REQUIRED TASK
Filter the lines below, copying only those with the string "JSON".

[Items from a dataset]

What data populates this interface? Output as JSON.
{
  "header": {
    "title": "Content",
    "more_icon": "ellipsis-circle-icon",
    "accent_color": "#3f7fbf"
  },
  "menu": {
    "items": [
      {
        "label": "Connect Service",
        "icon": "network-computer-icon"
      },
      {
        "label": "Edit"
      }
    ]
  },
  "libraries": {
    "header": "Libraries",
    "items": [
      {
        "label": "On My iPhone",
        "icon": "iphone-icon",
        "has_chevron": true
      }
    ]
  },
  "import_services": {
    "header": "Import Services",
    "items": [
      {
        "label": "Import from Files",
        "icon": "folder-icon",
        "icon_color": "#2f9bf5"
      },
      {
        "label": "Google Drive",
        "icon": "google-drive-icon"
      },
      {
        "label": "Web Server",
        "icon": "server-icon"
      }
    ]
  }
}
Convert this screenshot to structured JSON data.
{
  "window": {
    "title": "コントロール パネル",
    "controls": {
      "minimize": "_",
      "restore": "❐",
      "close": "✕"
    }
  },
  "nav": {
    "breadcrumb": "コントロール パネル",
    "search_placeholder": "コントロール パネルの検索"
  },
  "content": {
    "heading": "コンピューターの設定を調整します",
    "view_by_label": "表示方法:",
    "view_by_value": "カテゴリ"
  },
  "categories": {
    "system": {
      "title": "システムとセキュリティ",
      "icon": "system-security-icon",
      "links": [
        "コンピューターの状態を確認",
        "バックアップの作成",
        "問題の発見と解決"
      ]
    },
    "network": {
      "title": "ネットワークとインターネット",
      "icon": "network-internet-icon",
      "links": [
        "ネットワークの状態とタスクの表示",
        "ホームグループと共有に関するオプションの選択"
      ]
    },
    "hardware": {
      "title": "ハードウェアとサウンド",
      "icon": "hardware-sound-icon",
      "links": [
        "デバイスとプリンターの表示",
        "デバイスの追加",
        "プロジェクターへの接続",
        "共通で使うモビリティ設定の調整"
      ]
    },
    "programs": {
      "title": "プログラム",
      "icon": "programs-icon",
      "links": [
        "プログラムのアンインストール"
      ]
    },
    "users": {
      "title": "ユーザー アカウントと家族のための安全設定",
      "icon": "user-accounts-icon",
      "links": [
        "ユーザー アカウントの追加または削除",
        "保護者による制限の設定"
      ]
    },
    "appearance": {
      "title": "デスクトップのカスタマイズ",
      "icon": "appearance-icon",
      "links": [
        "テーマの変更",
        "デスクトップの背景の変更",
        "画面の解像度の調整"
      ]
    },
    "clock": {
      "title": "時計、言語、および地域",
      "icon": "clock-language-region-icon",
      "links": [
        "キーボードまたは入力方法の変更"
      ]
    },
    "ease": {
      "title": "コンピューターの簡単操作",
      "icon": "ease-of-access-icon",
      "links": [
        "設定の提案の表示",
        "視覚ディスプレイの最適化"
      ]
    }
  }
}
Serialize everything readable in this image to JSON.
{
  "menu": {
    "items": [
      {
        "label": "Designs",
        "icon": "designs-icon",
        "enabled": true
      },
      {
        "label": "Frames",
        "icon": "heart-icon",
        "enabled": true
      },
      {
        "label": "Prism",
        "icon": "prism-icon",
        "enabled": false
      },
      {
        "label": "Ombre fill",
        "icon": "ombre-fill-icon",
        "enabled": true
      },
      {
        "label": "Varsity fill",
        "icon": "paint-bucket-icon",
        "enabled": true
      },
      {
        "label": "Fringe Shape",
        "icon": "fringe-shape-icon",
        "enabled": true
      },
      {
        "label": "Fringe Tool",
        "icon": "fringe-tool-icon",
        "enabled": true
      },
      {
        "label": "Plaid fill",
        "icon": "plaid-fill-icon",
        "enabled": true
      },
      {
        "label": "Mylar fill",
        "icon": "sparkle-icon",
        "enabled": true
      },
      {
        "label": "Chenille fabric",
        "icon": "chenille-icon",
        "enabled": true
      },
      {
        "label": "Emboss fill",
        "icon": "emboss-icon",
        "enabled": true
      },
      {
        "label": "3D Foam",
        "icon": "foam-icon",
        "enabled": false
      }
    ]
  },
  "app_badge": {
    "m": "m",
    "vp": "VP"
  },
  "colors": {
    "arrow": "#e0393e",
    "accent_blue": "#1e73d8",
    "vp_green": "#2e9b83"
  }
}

FINAL ANSWER
What data populates this interface? Output as JSON.
Convert this screenshot to structured JSON data.
Serialize everything readable in this image to JSON.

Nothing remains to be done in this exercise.